The tasks:
1. According to the passage on Leica Microsystems' super-resolution microscopes, how far can the SuMo stage reduce drift?
2. Summarize the passage on Leica Microsystems' super-resolution microscopes in two sentences.
3. Continue the passage on Leica Microsystems' super-resolution microscopes from where it stops.

____ Text segment

The result, at least for GE Healthcare’s DeltaVision OMX SIM-based instruments, is “a little better than twice the lateral resolution of a conventional fluorescence microscope,” Goodwin says.

Leica Microsystems

Leica Microsystems’ super-resolution portfolio includes both GSDIM and STED systems. According to product manager Peter Laskey, the GSDIM system was upgraded to provide 3D imaging in 2013 and is slated to receive a scientific CMOS (sCMOS) camera upgrade this July.

“sCMOS cameras offer the ability to acquire data dramatically faster, significantly increasing system throughput,” Laskey says. “Localization microscopy can be time-consuming. Now, instead of waiting anywhere from three to 20 minutes per image, you can get a good image in less than a minute, and in some cases even sub-10 seconds.”

Among other features, the Leica SR GSD 3D system includes a special drift-suppressing SuMo stage, which decouples the objective lens from the microscope nosepiece attaching it to the stage. When users collect raw data over several minutes using a conventional microscope and stage, the objective will move relative to the sample, sometimes by many tens of nanometers, Laskey says. “The SuMo stage can reduce that drift below 20 nm, so the drift is below the resolution of the system.”

The Leica TCS SP8 STED 3X has also been updated recently, with the ability to apply STED in three dimensions, use a wider assortment of fluorophores and better tune the point spread function. An upright microscope stage will be released “very soon,” according to application manager Jan Schröder.

________
____ Data excerpts

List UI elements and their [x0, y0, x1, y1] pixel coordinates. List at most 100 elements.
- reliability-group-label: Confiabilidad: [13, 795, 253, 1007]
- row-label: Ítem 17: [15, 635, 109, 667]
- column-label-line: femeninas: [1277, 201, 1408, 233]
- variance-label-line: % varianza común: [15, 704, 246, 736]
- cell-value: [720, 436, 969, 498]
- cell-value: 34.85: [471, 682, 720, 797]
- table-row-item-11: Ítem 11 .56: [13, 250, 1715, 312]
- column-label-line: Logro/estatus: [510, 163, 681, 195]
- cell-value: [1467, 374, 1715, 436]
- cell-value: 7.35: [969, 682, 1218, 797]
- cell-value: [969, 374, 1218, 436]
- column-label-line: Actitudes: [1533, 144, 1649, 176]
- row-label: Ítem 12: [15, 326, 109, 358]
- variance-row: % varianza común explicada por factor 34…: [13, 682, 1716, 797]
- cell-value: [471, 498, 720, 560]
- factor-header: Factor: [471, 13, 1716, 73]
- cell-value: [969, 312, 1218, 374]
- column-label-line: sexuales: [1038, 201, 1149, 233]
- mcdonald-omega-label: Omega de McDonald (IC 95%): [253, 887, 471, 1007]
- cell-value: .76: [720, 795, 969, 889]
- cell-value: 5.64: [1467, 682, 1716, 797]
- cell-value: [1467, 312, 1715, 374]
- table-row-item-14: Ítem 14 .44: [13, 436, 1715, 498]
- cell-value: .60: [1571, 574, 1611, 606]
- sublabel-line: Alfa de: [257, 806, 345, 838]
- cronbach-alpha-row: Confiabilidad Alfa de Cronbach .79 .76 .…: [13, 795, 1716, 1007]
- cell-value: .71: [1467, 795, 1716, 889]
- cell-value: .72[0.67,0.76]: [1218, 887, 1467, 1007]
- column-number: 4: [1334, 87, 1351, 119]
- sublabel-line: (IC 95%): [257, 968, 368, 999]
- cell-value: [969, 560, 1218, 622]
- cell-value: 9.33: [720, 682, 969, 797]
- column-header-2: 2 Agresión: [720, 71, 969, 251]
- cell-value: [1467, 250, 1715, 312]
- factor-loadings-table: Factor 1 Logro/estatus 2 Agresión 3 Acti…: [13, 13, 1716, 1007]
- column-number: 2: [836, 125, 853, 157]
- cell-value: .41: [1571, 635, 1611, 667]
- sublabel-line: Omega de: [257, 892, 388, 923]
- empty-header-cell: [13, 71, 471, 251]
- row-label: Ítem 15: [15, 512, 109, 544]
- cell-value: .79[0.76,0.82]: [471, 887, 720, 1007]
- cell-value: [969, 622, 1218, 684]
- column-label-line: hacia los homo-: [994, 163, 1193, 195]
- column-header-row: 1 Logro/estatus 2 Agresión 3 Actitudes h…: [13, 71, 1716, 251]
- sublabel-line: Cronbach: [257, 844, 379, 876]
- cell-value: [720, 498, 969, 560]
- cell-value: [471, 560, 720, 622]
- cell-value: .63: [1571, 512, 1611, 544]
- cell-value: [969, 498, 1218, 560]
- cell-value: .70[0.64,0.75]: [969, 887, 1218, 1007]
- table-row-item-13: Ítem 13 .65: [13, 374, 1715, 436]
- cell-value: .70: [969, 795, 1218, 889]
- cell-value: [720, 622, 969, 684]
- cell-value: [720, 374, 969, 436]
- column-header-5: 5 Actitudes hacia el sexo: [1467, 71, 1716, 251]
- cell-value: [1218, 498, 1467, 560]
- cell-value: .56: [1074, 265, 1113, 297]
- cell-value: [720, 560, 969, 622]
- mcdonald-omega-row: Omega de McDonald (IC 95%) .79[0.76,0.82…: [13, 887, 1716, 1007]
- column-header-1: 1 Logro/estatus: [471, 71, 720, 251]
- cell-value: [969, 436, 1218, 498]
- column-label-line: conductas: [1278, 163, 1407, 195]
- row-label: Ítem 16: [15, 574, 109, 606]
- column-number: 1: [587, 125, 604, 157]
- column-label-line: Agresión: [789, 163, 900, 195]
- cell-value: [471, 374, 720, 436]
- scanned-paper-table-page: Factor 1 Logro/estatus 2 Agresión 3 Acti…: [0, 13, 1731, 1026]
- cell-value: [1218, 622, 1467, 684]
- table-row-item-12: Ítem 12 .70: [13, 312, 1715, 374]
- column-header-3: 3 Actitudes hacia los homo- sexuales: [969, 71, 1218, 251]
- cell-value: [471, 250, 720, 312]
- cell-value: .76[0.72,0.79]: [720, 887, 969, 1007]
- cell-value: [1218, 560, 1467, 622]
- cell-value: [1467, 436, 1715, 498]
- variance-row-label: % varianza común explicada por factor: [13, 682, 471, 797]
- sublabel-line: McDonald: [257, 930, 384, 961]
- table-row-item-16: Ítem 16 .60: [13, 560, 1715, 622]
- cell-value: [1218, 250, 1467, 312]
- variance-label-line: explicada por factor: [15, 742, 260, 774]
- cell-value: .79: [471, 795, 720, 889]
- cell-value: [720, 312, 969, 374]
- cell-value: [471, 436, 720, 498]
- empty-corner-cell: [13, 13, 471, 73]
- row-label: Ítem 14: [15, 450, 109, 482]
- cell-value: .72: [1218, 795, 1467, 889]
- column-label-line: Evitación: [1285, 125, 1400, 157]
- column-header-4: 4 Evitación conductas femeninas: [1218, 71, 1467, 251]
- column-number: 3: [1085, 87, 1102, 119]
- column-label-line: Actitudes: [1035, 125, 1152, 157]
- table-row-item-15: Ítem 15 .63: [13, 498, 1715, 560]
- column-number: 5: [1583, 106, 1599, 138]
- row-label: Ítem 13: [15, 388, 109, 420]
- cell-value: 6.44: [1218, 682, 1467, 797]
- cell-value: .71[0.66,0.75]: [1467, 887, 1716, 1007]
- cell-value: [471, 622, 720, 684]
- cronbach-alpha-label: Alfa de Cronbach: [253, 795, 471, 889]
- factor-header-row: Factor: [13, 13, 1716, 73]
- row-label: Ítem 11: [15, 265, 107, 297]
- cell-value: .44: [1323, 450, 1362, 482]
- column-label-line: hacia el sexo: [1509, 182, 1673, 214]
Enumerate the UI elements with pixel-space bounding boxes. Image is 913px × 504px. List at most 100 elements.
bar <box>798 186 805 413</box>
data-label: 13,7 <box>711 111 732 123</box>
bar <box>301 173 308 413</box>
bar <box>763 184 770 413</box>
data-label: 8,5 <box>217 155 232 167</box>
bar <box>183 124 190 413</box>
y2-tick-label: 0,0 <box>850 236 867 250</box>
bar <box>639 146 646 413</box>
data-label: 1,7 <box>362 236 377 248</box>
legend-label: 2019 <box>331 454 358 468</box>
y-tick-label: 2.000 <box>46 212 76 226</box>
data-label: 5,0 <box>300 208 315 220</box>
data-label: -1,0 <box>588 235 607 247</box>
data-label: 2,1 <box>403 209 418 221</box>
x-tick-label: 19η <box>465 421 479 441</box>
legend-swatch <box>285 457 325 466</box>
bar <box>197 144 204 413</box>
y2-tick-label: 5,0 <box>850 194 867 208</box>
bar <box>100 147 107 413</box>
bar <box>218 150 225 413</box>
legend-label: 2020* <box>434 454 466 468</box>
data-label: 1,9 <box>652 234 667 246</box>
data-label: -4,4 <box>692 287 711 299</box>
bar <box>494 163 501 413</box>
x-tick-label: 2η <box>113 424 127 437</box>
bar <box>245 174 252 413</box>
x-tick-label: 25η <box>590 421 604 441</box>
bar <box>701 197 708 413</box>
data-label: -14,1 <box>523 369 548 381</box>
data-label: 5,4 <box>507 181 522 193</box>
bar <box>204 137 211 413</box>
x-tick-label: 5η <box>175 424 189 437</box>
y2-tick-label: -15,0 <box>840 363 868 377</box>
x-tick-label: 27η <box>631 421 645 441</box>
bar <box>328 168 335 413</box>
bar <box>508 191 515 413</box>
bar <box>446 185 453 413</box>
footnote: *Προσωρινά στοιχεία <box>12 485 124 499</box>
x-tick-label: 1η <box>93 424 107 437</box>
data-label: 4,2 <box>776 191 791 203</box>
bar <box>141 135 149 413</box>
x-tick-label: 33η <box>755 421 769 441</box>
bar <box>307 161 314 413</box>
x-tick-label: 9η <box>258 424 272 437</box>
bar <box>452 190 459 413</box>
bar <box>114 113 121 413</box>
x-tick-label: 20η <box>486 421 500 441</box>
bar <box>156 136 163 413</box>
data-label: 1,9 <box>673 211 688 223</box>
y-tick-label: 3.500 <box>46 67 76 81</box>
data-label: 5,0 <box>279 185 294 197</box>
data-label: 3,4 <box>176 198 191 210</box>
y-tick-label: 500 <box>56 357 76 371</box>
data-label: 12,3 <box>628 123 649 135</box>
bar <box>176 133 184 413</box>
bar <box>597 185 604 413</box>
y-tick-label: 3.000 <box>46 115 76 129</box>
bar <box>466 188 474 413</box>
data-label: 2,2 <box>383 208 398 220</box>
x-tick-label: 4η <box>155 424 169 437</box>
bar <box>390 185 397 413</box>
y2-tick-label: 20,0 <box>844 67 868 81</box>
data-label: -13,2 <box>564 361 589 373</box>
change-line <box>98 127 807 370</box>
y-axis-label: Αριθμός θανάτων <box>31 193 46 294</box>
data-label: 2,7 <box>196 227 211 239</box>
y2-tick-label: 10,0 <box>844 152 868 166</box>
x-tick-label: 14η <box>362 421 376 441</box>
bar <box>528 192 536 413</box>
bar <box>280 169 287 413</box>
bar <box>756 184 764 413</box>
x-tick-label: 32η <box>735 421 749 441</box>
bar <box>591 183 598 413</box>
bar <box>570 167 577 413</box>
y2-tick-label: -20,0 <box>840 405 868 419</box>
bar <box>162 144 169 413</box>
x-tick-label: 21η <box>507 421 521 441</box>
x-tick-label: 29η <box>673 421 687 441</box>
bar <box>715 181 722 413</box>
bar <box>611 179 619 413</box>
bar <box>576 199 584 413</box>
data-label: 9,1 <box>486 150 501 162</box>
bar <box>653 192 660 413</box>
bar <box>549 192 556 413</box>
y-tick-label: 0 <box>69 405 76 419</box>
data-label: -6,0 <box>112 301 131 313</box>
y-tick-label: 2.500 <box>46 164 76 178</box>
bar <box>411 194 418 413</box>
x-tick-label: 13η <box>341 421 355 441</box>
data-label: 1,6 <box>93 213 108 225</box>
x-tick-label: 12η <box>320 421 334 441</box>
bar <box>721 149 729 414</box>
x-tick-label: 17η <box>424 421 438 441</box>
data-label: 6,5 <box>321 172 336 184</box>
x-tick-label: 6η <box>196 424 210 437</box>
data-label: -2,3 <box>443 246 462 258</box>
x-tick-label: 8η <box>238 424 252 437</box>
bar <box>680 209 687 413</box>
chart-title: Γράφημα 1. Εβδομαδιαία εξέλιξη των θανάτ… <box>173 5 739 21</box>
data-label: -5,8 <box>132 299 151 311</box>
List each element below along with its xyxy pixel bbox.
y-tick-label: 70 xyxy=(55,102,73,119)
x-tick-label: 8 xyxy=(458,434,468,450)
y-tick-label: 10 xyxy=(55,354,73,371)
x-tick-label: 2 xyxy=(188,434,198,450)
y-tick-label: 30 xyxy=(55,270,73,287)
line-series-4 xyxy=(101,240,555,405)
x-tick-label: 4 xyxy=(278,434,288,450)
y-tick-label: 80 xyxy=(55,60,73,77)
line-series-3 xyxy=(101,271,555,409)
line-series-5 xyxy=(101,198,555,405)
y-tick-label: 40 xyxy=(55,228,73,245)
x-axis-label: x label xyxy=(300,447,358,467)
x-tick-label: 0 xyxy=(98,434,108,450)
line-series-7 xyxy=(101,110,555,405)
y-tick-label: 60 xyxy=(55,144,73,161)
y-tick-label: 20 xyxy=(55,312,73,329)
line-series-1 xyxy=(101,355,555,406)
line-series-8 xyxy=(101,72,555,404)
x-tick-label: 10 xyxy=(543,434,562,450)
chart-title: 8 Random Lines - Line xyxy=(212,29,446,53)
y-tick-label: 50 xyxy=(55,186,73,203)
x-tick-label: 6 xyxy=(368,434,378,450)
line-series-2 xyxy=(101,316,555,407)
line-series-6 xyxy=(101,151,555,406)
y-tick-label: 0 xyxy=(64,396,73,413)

________

Answers per task:
1. Below 20 nm, which is below the resolution of the system.

2. Leica Microsystems sells GSDIM and STED super-resolution systems: its GSDIM system gained 3D imaging in 2013 and is due for an sCMOS camera upgrade that cuts imaging time to under a minute, and its Leica SR GSD 3D system includes a SuMo stage that keeps drift below 20 nm. The Leica TCS SP8 STED 3X was also recently updated to apply STED in three dimensions, use more fluorophores and better tune the point spread function, with an upright microscope stage expected very soon.

3.
Nikon Instruments

Nikon Instruments offers two super-resolution systems, N-SIM and N-STORM. According to Christopher O’Connell, senior product manager, advanced biosystems, researchers traditionally use the former for live-cell applications and the latter for “detailed ultrastructural studies,” as STORM imaging typically has been slower than SIM. A soon-to-be-released product update could change that equation, O’Connell says.

Slated for release this summer, N-STORM 4.0 will feature a brighter laser and new Hamamatsu sCMOS camera. “Purely from a camera frame-rate standpoint, [the sCMOS] is five times faster” than the existing EMCCD (electron-multiplying charge coupled device), O’Connell says.

According to O’Connell, N-STORM users can collect approximately1-mm-thick, three-dimensional datasets by using an optical trick. Unlike the N-SIM, the N-STORM collects only a single plane of data. But by employing a special lens, the system can determine a fluorophore’s axial position by measuring its ellipticity. “We can basically map the shape of all molecules in a frame to extract the z coordinate,” he explains. (Other localization-based systems use similar strategies to acquire 3D datasets. Leica’s SR GSD 3D, for instance, uses an astigmatic lens to induce ellipticity, according to Laskey.)

Carl Zeiss Microscopy

Zeiss offers a single super-resolution platform, the ELYRA, which is available in three configurations: PALM (ELYRA P.1), SIM (ELYRA S.1) and dual (ELYRA PS.1). However, the company has most recently developed a new detector module for its laser scanning confocal instruments that also technically breaks the diffraction barrier.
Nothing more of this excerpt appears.